▸ **What to produce**
Identify all lines of the data containing the string "name" and copy them.

Data entries
####################
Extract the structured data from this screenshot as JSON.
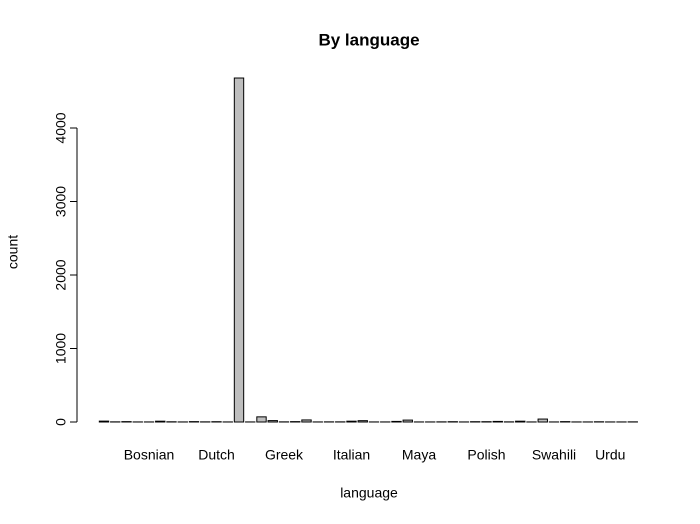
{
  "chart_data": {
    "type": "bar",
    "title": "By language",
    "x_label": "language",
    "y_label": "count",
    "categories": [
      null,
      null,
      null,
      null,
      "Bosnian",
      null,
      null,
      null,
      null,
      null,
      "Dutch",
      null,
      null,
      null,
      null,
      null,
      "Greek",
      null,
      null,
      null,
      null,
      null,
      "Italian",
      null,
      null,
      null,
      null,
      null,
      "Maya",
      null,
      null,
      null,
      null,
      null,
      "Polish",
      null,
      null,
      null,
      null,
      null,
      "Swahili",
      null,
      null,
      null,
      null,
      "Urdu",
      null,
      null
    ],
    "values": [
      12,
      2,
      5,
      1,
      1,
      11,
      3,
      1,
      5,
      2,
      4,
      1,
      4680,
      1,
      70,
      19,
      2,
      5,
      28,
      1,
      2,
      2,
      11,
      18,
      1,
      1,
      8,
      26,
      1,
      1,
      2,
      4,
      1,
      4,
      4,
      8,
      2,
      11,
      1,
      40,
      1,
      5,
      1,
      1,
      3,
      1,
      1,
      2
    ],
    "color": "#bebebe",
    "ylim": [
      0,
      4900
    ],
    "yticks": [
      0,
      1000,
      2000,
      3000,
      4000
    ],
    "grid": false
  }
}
####################
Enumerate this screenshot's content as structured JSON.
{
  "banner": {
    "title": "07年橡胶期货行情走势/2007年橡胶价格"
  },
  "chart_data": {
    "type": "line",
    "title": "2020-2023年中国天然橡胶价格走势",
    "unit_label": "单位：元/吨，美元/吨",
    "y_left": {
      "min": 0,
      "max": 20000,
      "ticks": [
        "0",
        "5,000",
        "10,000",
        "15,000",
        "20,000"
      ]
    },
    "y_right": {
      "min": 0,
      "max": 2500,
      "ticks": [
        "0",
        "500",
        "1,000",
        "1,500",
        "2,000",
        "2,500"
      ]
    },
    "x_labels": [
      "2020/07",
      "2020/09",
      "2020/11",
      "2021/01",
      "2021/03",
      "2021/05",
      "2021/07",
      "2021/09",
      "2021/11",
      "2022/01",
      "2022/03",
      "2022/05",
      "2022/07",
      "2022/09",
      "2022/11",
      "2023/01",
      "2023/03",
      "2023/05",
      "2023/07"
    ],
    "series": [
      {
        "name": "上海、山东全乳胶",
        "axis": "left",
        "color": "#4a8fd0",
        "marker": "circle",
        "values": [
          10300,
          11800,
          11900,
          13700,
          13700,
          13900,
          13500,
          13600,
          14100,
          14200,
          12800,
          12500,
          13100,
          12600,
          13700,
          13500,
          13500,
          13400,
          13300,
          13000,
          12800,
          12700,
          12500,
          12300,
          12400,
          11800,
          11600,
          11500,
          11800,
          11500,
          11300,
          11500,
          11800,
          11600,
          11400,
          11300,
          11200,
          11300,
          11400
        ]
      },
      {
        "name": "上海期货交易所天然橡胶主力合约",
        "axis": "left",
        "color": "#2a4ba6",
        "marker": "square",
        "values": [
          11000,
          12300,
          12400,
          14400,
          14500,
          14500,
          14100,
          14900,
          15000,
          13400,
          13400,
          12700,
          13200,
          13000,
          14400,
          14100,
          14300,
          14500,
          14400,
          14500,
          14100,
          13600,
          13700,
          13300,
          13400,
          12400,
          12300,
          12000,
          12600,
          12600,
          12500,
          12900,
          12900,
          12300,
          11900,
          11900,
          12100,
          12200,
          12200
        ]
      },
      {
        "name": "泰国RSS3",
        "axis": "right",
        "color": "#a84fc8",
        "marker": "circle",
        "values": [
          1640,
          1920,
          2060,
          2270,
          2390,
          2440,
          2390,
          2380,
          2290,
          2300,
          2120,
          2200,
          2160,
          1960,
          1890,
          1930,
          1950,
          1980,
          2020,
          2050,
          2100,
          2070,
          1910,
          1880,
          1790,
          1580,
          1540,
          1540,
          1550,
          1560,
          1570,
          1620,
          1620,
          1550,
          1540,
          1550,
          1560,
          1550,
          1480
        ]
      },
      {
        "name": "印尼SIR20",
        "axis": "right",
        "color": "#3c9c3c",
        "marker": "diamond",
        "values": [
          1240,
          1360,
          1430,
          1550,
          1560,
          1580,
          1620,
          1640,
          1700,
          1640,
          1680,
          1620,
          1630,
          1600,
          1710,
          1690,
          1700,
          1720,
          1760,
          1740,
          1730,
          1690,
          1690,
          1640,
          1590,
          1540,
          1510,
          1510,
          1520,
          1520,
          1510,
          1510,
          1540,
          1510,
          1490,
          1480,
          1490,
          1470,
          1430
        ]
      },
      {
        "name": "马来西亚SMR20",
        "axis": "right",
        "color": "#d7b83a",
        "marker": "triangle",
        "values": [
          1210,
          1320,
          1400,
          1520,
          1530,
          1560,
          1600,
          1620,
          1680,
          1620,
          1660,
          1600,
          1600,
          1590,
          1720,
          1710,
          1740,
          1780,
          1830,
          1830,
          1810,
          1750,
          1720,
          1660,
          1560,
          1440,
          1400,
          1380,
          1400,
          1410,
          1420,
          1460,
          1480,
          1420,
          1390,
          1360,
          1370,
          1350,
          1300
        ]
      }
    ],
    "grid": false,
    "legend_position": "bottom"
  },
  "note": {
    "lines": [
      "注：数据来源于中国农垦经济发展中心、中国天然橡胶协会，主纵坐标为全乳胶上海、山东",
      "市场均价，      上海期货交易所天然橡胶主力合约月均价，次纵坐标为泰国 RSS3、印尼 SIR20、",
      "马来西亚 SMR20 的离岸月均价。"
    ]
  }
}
####################
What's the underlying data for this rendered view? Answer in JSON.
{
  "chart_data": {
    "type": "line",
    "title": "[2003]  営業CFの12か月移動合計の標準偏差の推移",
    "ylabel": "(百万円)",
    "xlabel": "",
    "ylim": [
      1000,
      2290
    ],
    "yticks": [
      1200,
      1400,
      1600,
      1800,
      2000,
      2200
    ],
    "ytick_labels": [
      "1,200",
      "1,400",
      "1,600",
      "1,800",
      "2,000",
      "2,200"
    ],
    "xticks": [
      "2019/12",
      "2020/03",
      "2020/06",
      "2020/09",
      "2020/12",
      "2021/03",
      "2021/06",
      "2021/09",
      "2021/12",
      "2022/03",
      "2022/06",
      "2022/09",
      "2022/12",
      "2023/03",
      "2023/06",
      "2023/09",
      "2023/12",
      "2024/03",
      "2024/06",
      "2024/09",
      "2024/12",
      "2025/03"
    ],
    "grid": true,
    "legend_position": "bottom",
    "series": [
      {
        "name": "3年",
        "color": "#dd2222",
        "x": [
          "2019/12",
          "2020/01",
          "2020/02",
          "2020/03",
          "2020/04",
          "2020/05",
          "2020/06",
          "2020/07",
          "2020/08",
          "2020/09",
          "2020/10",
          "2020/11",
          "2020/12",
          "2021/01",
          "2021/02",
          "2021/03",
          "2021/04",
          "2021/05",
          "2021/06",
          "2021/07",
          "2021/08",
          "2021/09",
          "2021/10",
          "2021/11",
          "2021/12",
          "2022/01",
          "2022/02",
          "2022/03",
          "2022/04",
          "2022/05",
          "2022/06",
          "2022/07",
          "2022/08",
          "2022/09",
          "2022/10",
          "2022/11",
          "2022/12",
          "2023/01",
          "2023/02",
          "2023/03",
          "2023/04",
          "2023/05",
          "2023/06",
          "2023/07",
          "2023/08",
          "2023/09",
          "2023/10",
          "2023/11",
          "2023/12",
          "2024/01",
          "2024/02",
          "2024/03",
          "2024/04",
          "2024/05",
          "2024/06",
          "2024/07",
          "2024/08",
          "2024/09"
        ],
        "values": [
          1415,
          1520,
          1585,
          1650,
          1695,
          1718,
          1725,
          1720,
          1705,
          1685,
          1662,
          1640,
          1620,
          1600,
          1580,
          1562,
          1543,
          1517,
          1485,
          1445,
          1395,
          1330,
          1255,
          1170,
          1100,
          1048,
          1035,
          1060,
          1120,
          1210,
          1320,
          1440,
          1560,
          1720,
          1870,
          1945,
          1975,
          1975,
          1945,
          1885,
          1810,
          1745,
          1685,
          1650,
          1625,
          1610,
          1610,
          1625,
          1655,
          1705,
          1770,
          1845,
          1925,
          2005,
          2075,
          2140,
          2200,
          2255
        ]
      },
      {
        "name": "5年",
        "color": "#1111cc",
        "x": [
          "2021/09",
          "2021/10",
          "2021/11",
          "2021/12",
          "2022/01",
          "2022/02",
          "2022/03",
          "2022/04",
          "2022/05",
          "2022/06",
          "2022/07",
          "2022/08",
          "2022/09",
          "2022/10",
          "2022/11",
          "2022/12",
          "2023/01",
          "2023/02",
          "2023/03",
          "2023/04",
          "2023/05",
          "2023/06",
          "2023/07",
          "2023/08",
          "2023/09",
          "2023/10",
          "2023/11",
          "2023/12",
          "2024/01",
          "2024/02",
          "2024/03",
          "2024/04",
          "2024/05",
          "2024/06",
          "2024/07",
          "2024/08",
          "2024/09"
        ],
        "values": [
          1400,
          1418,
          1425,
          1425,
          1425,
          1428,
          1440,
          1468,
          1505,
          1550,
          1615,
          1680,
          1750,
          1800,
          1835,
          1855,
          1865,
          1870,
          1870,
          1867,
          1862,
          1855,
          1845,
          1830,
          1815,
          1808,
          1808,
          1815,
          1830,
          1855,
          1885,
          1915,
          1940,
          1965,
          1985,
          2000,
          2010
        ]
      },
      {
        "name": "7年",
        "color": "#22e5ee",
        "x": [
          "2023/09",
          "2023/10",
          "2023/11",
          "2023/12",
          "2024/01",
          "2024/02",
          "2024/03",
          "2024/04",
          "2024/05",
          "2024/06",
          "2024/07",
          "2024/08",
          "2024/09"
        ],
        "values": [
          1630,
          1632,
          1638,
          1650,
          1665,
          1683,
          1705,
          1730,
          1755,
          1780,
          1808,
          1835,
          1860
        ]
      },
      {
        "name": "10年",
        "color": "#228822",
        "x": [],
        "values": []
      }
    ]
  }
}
####################
▸ **Exercise response**
        "name": "上海、山东全乳胶",
        "name": "上海期货交易所天然橡胶主力合约",
        "name": "泰国RSS3",
        "name": "印尼SIR20",
        "name": "马来西亚SMR20",
        "name": "3年",
        "name": "5年",
        "name": "7年",
        "name": "10年",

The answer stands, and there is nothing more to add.